**Task requirements:**
Going through the material below, please gather all lines with the word "this" in them.

**Data records:**
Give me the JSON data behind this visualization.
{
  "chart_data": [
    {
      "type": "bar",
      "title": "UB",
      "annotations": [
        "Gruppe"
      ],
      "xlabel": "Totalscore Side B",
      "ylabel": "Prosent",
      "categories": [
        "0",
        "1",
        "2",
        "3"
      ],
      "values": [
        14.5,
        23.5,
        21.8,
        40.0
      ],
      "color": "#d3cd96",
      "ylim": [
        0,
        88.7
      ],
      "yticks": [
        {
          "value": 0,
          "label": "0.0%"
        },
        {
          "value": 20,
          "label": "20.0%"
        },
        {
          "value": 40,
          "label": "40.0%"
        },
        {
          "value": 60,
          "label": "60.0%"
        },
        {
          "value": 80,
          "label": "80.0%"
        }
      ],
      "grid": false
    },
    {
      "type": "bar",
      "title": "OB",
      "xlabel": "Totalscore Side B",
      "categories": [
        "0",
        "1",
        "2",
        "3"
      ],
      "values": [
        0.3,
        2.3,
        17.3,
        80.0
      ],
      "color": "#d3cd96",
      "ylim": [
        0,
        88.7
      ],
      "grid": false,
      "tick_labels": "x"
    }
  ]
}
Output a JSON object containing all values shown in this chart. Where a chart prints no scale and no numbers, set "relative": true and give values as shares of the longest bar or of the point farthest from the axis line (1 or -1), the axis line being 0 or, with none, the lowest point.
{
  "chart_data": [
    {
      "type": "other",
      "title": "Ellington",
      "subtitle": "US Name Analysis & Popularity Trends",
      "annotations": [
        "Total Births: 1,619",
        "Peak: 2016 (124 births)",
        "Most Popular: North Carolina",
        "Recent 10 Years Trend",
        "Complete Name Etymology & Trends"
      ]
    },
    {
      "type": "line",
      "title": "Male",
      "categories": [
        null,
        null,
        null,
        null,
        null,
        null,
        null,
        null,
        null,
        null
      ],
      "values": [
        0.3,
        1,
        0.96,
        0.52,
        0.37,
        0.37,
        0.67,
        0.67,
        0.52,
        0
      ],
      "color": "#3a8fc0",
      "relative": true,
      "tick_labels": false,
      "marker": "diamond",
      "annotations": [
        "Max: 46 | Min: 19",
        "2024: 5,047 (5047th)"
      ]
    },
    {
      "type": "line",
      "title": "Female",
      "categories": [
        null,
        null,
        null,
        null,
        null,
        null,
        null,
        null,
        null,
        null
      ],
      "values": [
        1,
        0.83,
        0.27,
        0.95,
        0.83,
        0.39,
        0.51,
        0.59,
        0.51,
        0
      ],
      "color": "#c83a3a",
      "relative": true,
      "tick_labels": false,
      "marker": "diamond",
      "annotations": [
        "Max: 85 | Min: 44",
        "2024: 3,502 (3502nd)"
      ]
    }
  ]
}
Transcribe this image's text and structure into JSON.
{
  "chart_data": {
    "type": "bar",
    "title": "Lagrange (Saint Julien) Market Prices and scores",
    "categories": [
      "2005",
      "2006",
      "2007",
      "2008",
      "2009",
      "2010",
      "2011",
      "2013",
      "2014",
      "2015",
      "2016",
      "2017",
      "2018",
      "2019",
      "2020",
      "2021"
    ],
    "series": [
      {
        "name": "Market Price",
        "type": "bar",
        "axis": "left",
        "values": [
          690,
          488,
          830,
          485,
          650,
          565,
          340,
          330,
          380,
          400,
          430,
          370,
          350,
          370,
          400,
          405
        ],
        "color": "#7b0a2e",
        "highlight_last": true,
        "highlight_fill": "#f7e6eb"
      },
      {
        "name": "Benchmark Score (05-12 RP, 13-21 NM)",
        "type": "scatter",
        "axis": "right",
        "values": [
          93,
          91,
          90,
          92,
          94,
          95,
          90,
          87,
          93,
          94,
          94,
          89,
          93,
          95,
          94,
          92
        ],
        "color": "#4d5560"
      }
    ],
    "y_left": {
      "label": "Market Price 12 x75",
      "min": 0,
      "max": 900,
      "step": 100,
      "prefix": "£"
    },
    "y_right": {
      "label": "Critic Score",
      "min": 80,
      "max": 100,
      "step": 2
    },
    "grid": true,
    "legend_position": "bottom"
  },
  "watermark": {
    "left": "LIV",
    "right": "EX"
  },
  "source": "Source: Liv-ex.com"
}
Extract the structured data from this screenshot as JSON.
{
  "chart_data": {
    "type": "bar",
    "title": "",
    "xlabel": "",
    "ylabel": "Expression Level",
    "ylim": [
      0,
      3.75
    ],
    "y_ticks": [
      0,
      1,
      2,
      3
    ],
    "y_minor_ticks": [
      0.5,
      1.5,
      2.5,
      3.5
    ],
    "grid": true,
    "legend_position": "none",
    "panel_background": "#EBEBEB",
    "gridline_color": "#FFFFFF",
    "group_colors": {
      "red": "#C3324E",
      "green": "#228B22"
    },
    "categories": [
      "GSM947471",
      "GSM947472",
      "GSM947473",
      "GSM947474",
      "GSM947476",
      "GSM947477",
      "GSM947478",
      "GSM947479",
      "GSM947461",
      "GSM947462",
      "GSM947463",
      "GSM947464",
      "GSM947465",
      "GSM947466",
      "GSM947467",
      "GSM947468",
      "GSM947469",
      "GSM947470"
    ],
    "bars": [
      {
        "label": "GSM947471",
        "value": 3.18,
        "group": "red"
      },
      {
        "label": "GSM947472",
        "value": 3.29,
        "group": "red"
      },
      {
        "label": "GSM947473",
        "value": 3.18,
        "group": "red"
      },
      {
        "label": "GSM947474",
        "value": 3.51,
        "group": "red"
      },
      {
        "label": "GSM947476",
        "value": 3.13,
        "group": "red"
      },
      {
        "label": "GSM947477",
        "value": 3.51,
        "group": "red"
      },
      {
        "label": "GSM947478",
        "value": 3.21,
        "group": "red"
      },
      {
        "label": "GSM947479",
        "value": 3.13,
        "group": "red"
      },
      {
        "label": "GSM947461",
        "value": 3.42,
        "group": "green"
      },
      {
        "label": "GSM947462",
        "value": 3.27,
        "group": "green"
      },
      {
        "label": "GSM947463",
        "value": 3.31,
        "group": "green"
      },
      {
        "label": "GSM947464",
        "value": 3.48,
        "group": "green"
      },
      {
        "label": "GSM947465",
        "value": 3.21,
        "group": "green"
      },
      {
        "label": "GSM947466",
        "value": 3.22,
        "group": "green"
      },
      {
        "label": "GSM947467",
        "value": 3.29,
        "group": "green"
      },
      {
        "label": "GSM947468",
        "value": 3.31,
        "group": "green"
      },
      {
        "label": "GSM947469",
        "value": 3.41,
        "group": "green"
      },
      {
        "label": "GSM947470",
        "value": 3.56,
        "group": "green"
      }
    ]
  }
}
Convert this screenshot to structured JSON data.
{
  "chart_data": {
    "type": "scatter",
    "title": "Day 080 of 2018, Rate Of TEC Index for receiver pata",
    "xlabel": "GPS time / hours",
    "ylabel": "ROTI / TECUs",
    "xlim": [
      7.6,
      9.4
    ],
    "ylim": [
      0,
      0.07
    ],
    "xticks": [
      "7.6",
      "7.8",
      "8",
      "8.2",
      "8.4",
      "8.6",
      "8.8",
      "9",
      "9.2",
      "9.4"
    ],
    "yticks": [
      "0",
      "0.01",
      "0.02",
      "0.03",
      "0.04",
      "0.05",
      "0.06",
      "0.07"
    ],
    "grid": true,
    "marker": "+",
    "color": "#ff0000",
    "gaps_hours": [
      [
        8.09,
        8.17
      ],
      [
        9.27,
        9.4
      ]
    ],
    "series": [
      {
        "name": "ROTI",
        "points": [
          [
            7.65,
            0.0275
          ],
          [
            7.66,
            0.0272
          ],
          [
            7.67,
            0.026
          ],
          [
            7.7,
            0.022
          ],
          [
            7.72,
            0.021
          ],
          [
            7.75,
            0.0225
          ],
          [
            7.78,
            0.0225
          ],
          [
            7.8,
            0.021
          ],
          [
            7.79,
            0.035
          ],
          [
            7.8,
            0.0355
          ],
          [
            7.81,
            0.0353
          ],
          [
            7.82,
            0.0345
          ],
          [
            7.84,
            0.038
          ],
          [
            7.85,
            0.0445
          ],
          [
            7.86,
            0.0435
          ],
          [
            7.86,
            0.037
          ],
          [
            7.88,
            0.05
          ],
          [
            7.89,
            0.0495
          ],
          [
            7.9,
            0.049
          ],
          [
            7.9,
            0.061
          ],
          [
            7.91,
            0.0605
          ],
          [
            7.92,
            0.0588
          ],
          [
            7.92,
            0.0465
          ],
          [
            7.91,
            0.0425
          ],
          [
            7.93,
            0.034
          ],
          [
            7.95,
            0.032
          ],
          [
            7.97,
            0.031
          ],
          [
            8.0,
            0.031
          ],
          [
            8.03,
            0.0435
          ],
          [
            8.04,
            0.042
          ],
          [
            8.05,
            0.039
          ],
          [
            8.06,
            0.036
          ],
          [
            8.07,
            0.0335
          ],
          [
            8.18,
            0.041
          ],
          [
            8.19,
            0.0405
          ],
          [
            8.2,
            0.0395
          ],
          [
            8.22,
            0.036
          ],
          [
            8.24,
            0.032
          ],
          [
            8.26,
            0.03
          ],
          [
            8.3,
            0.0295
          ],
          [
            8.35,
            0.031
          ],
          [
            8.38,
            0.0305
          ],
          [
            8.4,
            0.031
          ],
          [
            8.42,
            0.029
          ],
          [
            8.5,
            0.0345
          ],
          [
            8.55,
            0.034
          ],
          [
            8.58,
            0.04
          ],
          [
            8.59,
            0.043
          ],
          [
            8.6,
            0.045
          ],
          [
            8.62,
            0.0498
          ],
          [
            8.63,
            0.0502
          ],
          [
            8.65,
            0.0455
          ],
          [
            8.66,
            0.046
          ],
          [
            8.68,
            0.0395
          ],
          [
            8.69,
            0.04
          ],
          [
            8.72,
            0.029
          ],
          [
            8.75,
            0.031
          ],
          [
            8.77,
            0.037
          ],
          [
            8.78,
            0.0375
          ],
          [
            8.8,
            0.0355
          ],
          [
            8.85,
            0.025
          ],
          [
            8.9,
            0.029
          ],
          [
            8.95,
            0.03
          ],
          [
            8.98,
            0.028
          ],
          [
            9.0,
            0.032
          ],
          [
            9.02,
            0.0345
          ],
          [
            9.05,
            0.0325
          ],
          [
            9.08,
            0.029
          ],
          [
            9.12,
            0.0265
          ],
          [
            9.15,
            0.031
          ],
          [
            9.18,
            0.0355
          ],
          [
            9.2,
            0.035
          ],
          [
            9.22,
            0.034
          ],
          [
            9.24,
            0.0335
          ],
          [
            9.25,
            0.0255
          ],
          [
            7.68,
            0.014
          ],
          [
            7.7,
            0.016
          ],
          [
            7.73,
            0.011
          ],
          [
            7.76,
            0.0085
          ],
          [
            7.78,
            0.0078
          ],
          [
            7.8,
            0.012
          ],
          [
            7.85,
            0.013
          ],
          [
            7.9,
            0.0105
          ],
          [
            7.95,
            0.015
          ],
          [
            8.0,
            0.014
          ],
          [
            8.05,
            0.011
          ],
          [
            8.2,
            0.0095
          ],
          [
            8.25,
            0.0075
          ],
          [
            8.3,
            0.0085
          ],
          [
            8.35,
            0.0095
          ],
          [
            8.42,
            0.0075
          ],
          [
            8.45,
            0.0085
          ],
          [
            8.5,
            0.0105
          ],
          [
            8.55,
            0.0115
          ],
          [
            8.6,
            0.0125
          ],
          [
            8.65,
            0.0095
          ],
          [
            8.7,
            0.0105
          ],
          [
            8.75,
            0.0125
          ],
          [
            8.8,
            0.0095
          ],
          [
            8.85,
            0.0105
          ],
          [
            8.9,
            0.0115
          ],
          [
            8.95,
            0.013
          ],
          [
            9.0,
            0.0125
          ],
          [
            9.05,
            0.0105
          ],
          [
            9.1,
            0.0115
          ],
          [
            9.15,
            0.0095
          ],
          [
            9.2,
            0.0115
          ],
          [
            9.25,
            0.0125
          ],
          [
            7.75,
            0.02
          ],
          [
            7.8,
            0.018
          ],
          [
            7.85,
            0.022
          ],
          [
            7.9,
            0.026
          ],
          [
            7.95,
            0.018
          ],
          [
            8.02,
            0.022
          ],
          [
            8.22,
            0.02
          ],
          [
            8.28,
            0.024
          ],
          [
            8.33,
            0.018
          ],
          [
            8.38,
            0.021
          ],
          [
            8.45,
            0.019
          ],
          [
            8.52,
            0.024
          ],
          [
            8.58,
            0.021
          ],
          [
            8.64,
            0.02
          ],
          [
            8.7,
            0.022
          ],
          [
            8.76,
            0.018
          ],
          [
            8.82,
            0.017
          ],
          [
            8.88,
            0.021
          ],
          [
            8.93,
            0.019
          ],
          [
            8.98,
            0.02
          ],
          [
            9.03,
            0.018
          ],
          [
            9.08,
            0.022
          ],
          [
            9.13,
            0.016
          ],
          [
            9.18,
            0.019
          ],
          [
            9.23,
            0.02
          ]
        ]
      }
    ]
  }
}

**Solution:**
Give me the JSON data behind this visualization.
Output a JSON object containing all values shown in this chart. Where a chart prints no scale and no numbers, set "relative": true and give values as shares of the longest bar or of the point farthest from the axis line (1 or -1), the axis line being 0 or, with none, the lowest point.
Transcribe this image's text and structure into JSON.
Extract the structured data from this screenshot as JSON.
Convert this screenshot to structured JSON data.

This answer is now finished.